Set down all of the data that follows word for word, without the images.

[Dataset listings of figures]
(begin)
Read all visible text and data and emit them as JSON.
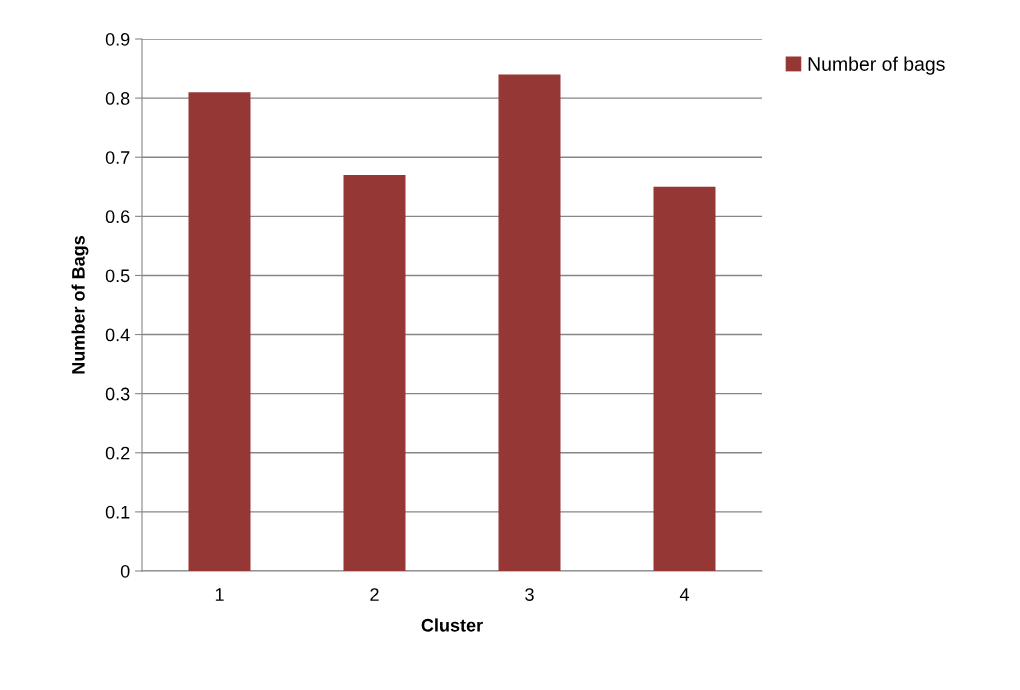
{
  "chart_data": {
    "type": "bar",
    "xlabel": "Cluster",
    "ylabel": "Number of Bags",
    "categories": [
      "1",
      "2",
      "3",
      "4"
    ],
    "series": [
      {
        "name": "Number of bags",
        "color": "#953735",
        "values": [
          0.81,
          0.67,
          0.84,
          0.65
        ]
      }
    ],
    "ylim": [
      0,
      0.9
    ],
    "yticks": [
      0,
      0.1,
      0.2,
      0.3,
      0.4,
      0.5,
      0.6,
      0.7,
      0.8,
      0.9
    ],
    "grid": "y",
    "legend": "top right"
  }
}
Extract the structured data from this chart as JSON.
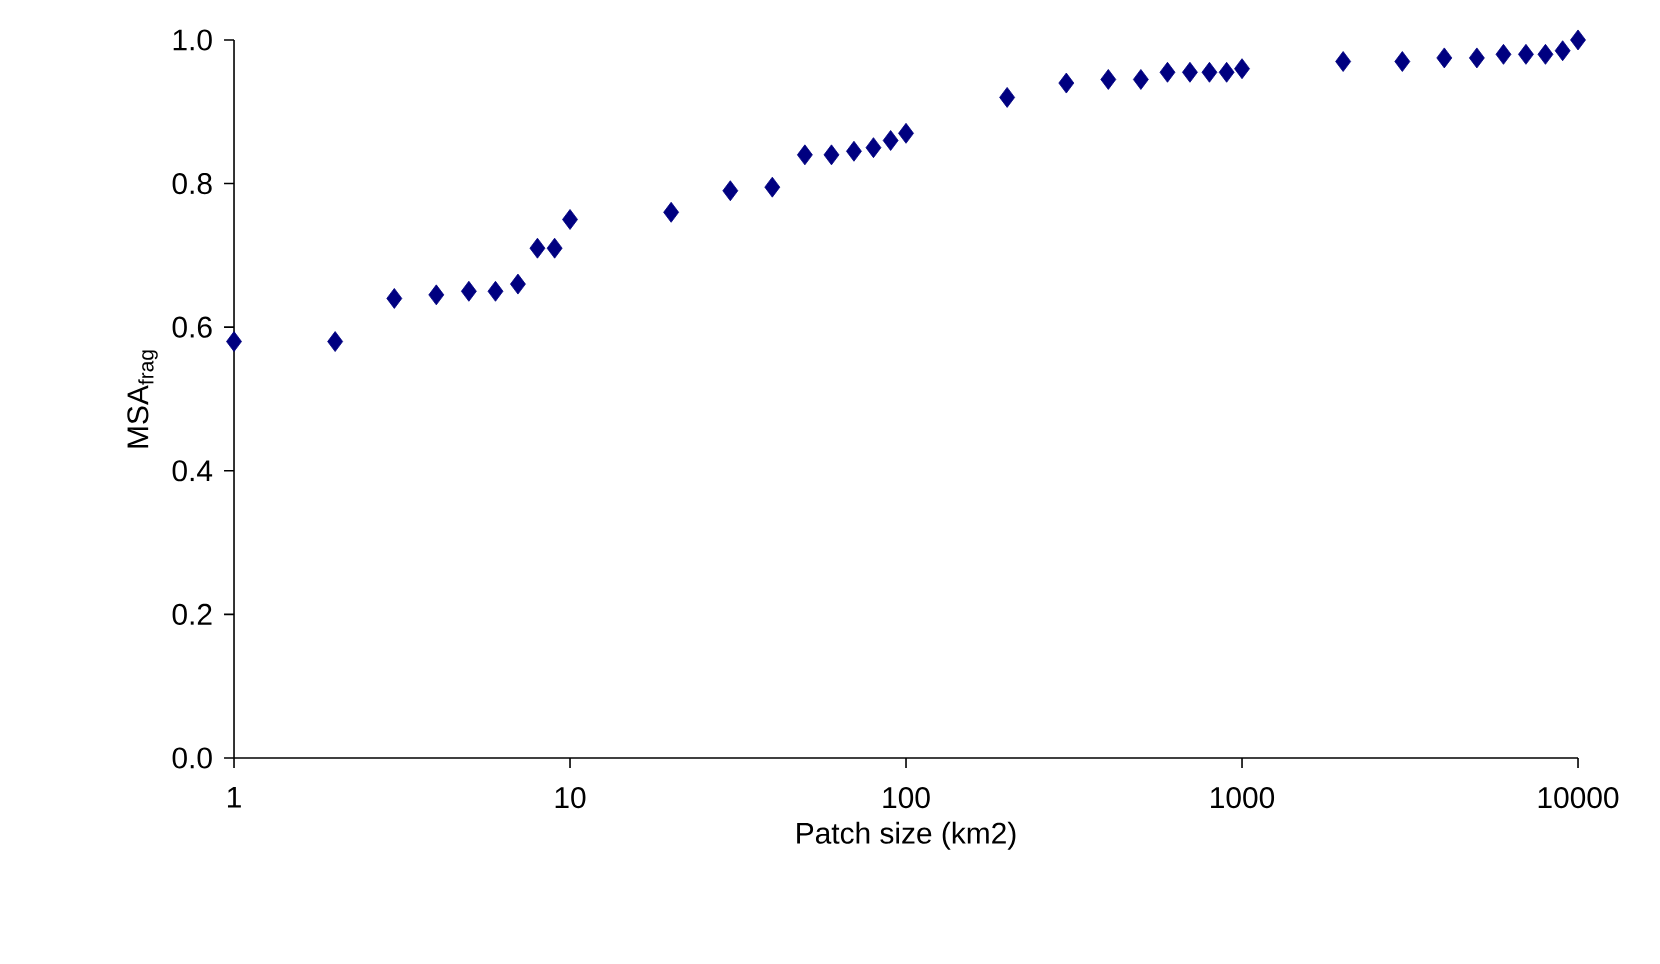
{
  "chart_data": {
    "type": "scatter",
    "xlabel": "Patch size (km2)",
    "ylabel": "MSA$_{frag}$",
    "log": "x",
    "marker": "diamond",
    "grid": false,
    "x": [
      1,
      2,
      3,
      4,
      5,
      6,
      7,
      8,
      9,
      10,
      20,
      30,
      40,
      50,
      60,
      70,
      80,
      90,
      100,
      200,
      300,
      400,
      500,
      600,
      700,
      800,
      900,
      1000,
      2000,
      3000,
      4000,
      5000,
      6000,
      7000,
      8000,
      9000,
      10000
    ],
    "series": [
      {
        "color": "#000080",
        "values": [
          0.58,
          0.58,
          0.64,
          0.645,
          0.65,
          0.65,
          0.66,
          0.71,
          0.71,
          0.75,
          0.76,
          0.79,
          0.795,
          0.84,
          0.84,
          0.845,
          0.85,
          0.86,
          0.87,
          0.92,
          0.94,
          0.945,
          0.945,
          0.955,
          0.955,
          0.955,
          0.955,
          0.96,
          0.97,
          0.97,
          0.975,
          0.975,
          0.98,
          0.98,
          0.98,
          0.985,
          1.0
        ]
      }
    ],
    "xlim": [
      1,
      10000
    ],
    "ylim": [
      0,
      1
    ],
    "xticks": [
      {
        "value": 1,
        "label": "1"
      },
      {
        "value": 10,
        "label": "10"
      },
      {
        "value": 100,
        "label": "100"
      },
      {
        "value": 1000,
        "label": "1000"
      },
      {
        "value": 10000,
        "label": "10000"
      }
    ],
    "yticks": [
      {
        "value": 0,
        "label": "0.0"
      },
      {
        "value": 0.2,
        "label": "0.2"
      },
      {
        "value": 0.4,
        "label": "0.4"
      },
      {
        "value": 0.6,
        "label": "0.6"
      },
      {
        "value": 0.8,
        "label": "0.8"
      },
      {
        "value": 1,
        "label": "1.0"
      }
    ]
  }
}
(end)
EXPECTED OUTPUT
Read all visible text and data and emit them as JSON.
{
  "chart_data": {
    "type": "bar",
    "xlabel": "Cluster",
    "ylabel": "Number of Bags",
    "categories": [
      "1",
      "2",
      "3",
      "4"
    ],
    "series": [
      {
        "name": "Number of bags",
        "color": "#953735",
        "values": [
          0.81,
          0.67,
          0.84,
          0.65
        ]
      }
    ],
    "ylim": [
      0,
      0.9
    ],
    "yticks": [
      0,
      0.1,
      0.2,
      0.3,
      0.4,
      0.5,
      0.6,
      0.7,
      0.8,
      0.9
    ],
    "grid": "y",
    "legend": "top right"
  }
}
Extract the structured data from this chart as JSON.
{
  "chart_data": {
    "type": "scatter",
    "xlabel": "Patch size (km2)",
    "ylabel": "MSA$_{frag}$",
    "log": "x",
    "marker": "diamond",
    "grid": false,
    "x": [
      1,
      2,
      3,
      4,
      5,
      6,
      7,
      8,
      9,
      10,
      20,
      30,
      40,
      50,
      60,
      70,
      80,
      90,
      100,
      200,
      300,
      400,
      500,
      600,
      700,
      800,
      900,
      1000,
      2000,
      3000,
      4000,
      5000,
      6000,
      7000,
      8000,
      9000,
      10000
    ],
    "series": [
      {
        "color": "#000080",
        "values": [
          0.58,
          0.58,
          0.64,
          0.645,
          0.65,
          0.65,
          0.66,
          0.71,
          0.71,
          0.75,
          0.76,
          0.79,
          0.795,
          0.84,
          0.84,
          0.845,
          0.85,
          0.86,
          0.87,
          0.92,
          0.94,
          0.945,
          0.945,
          0.955,
          0.955,
          0.955,
          0.955,
          0.96,
          0.97,
          0.97,
          0.975,
          0.975,
          0.98,
          0.98,
          0.98,
          0.985,
          1.0
        ]
      }
    ],
    "xlim": [
      1,
      10000
    ],
    "ylim": [
      0,
      1
    ],
    "xticks": [
      {
        "value": 1,
        "label": "1"
      },
      {
        "value": 10,
        "label": "10"
      },
      {
        "value": 100,
        "label": "100"
      },
      {
        "value": 1000,
        "label": "1000"
      },
      {
        "value": 10000,
        "label": "10000"
      }
    ],
    "yticks": [
      {
        "value": 0,
        "label": "0.0"
      },
      {
        "value": 0.2,
        "label": "0.2"
      },
      {
        "value": 0.4,
        "label": "0.4"
      },
      {
        "value": 0.6,
        "label": "0.6"
      },
      {
        "value": 0.8,
        "label": "0.8"
      },
      {
        "value": 1,
        "label": "1.0"
      }
    ]
  }
}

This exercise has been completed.